[START Dataset records]

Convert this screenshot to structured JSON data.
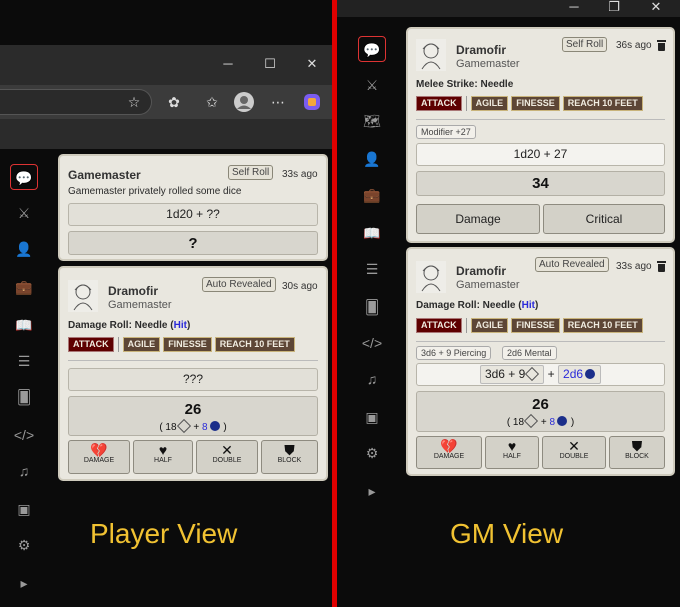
{
  "labels": {
    "player_view": "Player View",
    "gm_view": "GM View"
  },
  "colors": {
    "divider": "#e00000",
    "label": "#f1c232",
    "attack_trait": "#5e0000",
    "trait": "#5d4636",
    "hit": "#2a2ad9"
  },
  "window_controls": {
    "minimize": "─",
    "maximize": "☐",
    "close": "✕",
    "restore": "❐"
  },
  "browser_toolbar_icons": [
    "star-icon",
    "extensions-icon",
    "favorites-icon",
    "profile-icon",
    "more-icon",
    "copilot-icon"
  ],
  "sidebar_icons": [
    "chat-icon",
    "combat-icon",
    "scenes-icon",
    "actors-icon",
    "items-icon",
    "journal-icon",
    "tables-icon",
    "cards-icon",
    "macros-icon",
    "playlists-icon",
    "compendium-icon",
    "settings-icon",
    "expand-icon"
  ],
  "player": {
    "card1": {
      "speaker": "Gamemaster",
      "flag": "Self Roll",
      "time": "33s ago",
      "flavor": "Gamemaster privately rolled some dice",
      "formula": "1d20 + ??",
      "total": "?"
    },
    "card2": {
      "speaker": "Dramofir",
      "sub": "Gamemaster",
      "flag": "Auto Revealed",
      "time": "30s ago",
      "flavor_prefix": "Damage Roll: Needle (",
      "flavor_hit": "Hit",
      "flavor_suffix": ")",
      "traits": [
        "ATTACK",
        "AGILE",
        "FINESSE",
        "REACH 10 FEET"
      ],
      "formula": "???",
      "total": "26",
      "breakdown_open": "( 18",
      "breakdown_plus": "+",
      "breakdown_mental": "8",
      "breakdown_close": ")",
      "buttons": [
        "DAMAGE",
        "HALF",
        "DOUBLE",
        "BLOCK"
      ]
    }
  },
  "gm": {
    "card1": {
      "speaker": "Dramofir",
      "sub": "Gamemaster",
      "flag": "Self Roll",
      "time": "36s ago",
      "flavor": "Melee Strike: Needle",
      "traits": [
        "ATTACK",
        "AGILE",
        "FINESSE",
        "REACH 10 FEET"
      ],
      "modifier": "Modifier +27",
      "formula": "1d20 + 27",
      "total": "34",
      "buttons": [
        "Damage",
        "Critical"
      ]
    },
    "card2": {
      "speaker": "Dramofir",
      "sub": "Gamemaster",
      "flag": "Auto Revealed",
      "time": "33s ago",
      "flavor_prefix": "Damage Roll: Needle (",
      "flavor_hit": "Hit",
      "flavor_suffix": ")",
      "traits": [
        "ATTACK",
        "AGILE",
        "FINESSE",
        "REACH 10 FEET"
      ],
      "tags": [
        "3d6 + 9 Piercing",
        "2d6 Mental"
      ],
      "formula_piercing": "3d6 + 9",
      "formula_plus": "+",
      "formula_mental": "2d6",
      "total": "26",
      "breakdown_open": "( 18",
      "breakdown_plus": "+",
      "breakdown_mental": "8",
      "breakdown_close": ")",
      "buttons": [
        "DAMAGE",
        "HALF",
        "DOUBLE",
        "BLOCK"
      ]
    }
  }
}
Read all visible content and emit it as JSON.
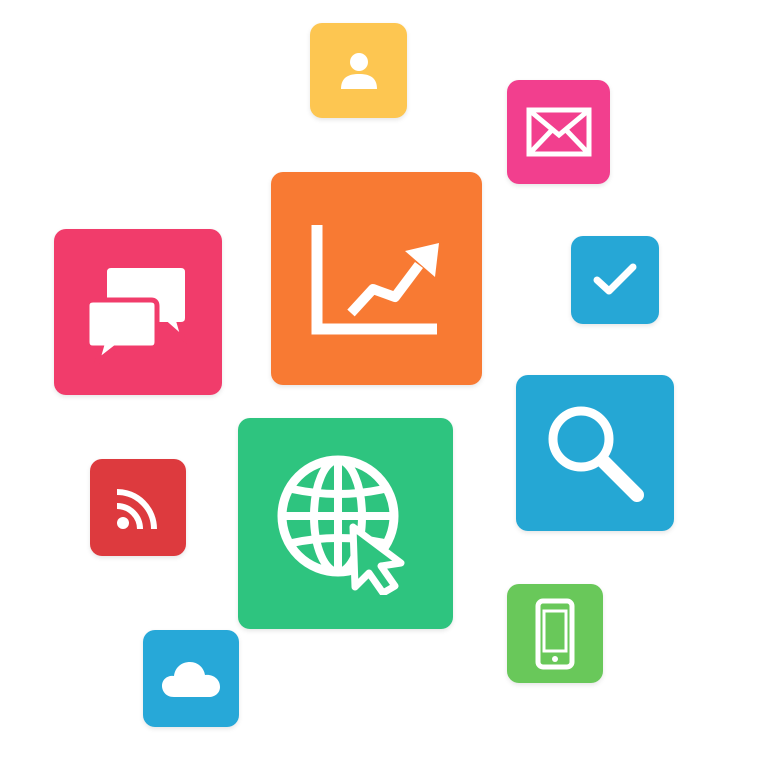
{
  "tiles": {
    "user": {
      "icon": "user-icon",
      "color": "#FDC651"
    },
    "mail": {
      "icon": "envelope-icon",
      "color": "#F23F8E"
    },
    "chat": {
      "icon": "chat-bubbles-icon",
      "color": "#F13C6B"
    },
    "growth": {
      "icon": "growth-chart-icon",
      "color": "#F87A33"
    },
    "check": {
      "icon": "checkmark-icon",
      "color": "#26A7D6"
    },
    "search": {
      "icon": "search-icon",
      "color": "#25A7D4"
    },
    "rss": {
      "icon": "rss-icon",
      "color": "#DD3A3E"
    },
    "web": {
      "icon": "globe-cursor-icon",
      "color": "#2EC47F"
    },
    "mobile": {
      "icon": "smartphone-icon",
      "color": "#69C85A"
    },
    "cloud": {
      "icon": "cloud-icon",
      "color": "#27A8D8"
    }
  }
}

[END Dataset records]

What to work on
Print out the material word for word, omitting the pictures.

Response to the task
Convert this screenshot to structured JSON data.
{
  "labels": {
    "player_view": "Player View",
    "gm_view": "GM View"
  },
  "colors": {
    "divider": "#e00000",
    "label": "#f1c232",
    "attack_trait": "#5e0000",
    "trait": "#5d4636",
    "hit": "#2a2ad9"
  },
  "window_controls": {
    "minimize": "─",
    "maximize": "☐",
    "close": "✕",
    "restore": "❐"
  },
  "browser_toolbar_icons": [
    "star-icon",
    "extensions-icon",
    "favorites-icon",
    "profile-icon",
    "more-icon",
    "copilot-icon"
  ],
  "sidebar_icons": [
    "chat-icon",
    "combat-icon",
    "scenes-icon",
    "actors-icon",
    "items-icon",
    "journal-icon",
    "tables-icon",
    "cards-icon",
    "macros-icon",
    "playlists-icon",
    "compendium-icon",
    "settings-icon",
    "expand-icon"
  ],
  "player": {
    "card1": {
      "speaker": "Gamemaster",
      "flag": "Self Roll",
      "time": "33s ago",
      "flavor": "Gamemaster privately rolled some dice",
      "formula": "1d20 + ??",
      "total": "?"
    },
    "card2": {
      "speaker": "Dramofir",
      "sub": "Gamemaster",
      "flag": "Auto Revealed",
      "time": "30s ago",
      "flavor_prefix": "Damage Roll: Needle (",
      "flavor_hit": "Hit",
      "flavor_suffix": ")",
      "traits": [
        "ATTACK",
        "AGILE",
        "FINESSE",
        "REACH 10 FEET"
      ],
      "formula": "???",
      "total": "26",
      "breakdown_open": "( 18",
      "breakdown_plus": "+",
      "breakdown_mental": "8",
      "breakdown_close": ")",
      "buttons": [
        "DAMAGE",
        "HALF",
        "DOUBLE",
        "BLOCK"
      ]
    }
  },
  "gm": {
    "card1": {
      "speaker": "Dramofir",
      "sub": "Gamemaster",
      "flag": "Self Roll",
      "time": "36s ago",
      "flavor": "Melee Strike: Needle",
      "traits": [
        "ATTACK",
        "AGILE",
        "FINESSE",
        "REACH 10 FEET"
      ],
      "modifier": "Modifier +27",
      "formula": "1d20 + 27",
      "total": "34",
      "buttons": [
        "Damage",
        "Critical"
      ]
    },
    "card2": {
      "speaker": "Dramofir",
      "sub": "Gamemaster",
      "flag": "Auto Revealed",
      "time": "33s ago",
      "flavor_prefix": "Damage Roll: Needle (",
      "flavor_hit": "Hit",
      "flavor_suffix": ")",
      "traits": [
        "ATTACK",
        "AGILE",
        "FINESSE",
        "REACH 10 FEET"
      ],
      "tags": [
        "3d6 + 9 Piercing",
        "2d6 Mental"
      ],
      "formula_piercing": "3d6 + 9",
      "formula_plus": "+",
      "formula_mental": "2d6",
      "total": "26",
      "breakdown_open": "( 18",
      "breakdown_plus": "+",
      "breakdown_mental": "8",
      "breakdown_close": ")",
      "buttons": [
        "DAMAGE",
        "HALF",
        "DOUBLE",
        "BLOCK"
      ]
    }
  }
}
Read all visible content and emit it as JSON.
{
  "tiles": {
    "user": {
      "icon": "user-icon",
      "color": "#FDC651"
    },
    "mail": {
      "icon": "envelope-icon",
      "color": "#F23F8E"
    },
    "chat": {
      "icon": "chat-bubbles-icon",
      "color": "#F13C6B"
    },
    "growth": {
      "icon": "growth-chart-icon",
      "color": "#F87A33"
    },
    "check": {
      "icon": "checkmark-icon",
      "color": "#26A7D6"
    },
    "search": {
      "icon": "search-icon",
      "color": "#25A7D4"
    },
    "rss": {
      "icon": "rss-icon",
      "color": "#DD3A3E"
    },
    "web": {
      "icon": "globe-cursor-icon",
      "color": "#2EC47F"
    },
    "mobile": {
      "icon": "smartphone-icon",
      "color": "#69C85A"
    },
    "cloud": {
      "icon": "cloud-icon",
      "color": "#27A8D8"
    }
  }
}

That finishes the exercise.